● Prompt
Scan the records below for lines with the word "Foreign", then state how many you find and nothing else.

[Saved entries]
** Begin **
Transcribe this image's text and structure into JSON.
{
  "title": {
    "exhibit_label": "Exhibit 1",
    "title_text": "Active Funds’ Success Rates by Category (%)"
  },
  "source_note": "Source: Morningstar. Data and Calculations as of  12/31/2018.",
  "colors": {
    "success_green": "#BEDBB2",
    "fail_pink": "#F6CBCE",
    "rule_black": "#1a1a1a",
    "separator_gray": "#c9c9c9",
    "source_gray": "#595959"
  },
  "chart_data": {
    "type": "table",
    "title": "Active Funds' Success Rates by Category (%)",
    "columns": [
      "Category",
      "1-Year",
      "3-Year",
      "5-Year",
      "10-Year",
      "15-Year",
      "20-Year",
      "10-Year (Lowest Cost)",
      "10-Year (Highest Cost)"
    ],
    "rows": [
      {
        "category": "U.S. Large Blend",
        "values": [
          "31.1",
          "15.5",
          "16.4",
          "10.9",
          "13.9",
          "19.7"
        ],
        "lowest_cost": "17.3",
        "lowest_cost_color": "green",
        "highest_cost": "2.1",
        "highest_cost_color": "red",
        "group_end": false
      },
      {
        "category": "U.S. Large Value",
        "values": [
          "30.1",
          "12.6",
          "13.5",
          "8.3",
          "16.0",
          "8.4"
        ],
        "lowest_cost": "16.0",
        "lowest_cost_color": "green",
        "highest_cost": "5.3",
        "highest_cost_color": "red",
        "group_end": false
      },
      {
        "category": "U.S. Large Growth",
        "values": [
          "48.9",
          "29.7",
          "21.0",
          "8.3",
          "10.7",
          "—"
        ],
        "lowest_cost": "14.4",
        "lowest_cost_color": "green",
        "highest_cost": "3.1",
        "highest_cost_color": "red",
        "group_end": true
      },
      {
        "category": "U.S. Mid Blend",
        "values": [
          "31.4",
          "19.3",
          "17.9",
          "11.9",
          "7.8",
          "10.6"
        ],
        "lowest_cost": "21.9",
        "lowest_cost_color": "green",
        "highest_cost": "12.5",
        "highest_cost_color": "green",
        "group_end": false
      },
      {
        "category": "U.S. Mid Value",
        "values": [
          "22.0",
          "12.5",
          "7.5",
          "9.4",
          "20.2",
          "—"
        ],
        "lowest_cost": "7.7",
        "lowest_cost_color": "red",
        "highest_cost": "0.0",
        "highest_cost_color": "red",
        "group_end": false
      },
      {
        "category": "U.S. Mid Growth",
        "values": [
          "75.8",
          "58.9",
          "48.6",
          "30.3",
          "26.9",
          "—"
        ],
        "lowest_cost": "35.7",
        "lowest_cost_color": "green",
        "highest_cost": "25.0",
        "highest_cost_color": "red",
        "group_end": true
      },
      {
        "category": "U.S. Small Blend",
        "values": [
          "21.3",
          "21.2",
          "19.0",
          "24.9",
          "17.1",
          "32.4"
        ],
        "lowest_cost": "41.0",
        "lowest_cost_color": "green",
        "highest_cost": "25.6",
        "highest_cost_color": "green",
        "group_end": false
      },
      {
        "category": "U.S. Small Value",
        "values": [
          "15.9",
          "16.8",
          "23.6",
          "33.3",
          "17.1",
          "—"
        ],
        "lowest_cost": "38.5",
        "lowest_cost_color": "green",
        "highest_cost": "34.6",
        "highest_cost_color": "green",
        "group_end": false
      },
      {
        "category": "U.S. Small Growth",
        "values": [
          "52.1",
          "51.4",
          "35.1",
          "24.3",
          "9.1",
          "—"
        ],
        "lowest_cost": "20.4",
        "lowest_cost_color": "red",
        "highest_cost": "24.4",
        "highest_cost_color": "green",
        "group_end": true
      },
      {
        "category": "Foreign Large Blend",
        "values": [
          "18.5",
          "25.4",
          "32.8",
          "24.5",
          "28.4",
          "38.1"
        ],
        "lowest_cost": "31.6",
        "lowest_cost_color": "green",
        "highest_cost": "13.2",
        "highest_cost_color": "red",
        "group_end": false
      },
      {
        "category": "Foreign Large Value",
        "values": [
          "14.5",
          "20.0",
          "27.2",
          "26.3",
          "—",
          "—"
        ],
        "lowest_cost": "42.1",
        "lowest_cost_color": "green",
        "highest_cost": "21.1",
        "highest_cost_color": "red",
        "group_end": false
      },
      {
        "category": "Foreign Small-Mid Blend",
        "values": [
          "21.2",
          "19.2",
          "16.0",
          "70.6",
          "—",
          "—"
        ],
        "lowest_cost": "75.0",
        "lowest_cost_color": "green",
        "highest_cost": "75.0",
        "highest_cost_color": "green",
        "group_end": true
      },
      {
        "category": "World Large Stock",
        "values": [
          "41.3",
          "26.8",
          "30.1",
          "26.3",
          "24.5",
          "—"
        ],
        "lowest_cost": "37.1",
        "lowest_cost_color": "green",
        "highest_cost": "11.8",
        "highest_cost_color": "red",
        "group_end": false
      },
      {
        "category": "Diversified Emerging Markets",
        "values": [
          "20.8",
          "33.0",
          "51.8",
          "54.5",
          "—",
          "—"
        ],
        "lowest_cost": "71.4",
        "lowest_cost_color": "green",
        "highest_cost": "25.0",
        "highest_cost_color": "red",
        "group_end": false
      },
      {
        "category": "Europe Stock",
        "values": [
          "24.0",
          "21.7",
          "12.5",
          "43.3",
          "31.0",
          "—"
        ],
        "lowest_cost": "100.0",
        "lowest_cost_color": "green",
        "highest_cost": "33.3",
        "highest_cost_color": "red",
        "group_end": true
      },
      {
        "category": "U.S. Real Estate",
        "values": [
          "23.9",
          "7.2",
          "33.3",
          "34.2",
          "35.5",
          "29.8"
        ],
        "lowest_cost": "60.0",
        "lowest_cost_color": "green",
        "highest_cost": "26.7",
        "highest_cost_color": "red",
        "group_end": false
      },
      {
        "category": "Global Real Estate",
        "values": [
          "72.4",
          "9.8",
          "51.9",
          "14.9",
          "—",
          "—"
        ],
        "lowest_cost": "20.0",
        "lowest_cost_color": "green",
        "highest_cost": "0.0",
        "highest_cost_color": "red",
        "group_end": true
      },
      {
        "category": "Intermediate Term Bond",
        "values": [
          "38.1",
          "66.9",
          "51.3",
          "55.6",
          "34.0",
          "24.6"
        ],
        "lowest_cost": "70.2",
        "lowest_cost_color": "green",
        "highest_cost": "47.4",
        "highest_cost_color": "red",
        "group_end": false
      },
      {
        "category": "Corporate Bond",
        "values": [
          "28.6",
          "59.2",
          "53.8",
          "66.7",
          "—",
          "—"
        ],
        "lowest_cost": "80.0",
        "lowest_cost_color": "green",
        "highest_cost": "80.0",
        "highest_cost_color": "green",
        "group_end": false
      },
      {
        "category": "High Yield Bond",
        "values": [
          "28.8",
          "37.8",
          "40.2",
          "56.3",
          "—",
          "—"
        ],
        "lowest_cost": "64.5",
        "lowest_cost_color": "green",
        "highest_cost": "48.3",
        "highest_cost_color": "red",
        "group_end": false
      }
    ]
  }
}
** End **
● Complete answer
3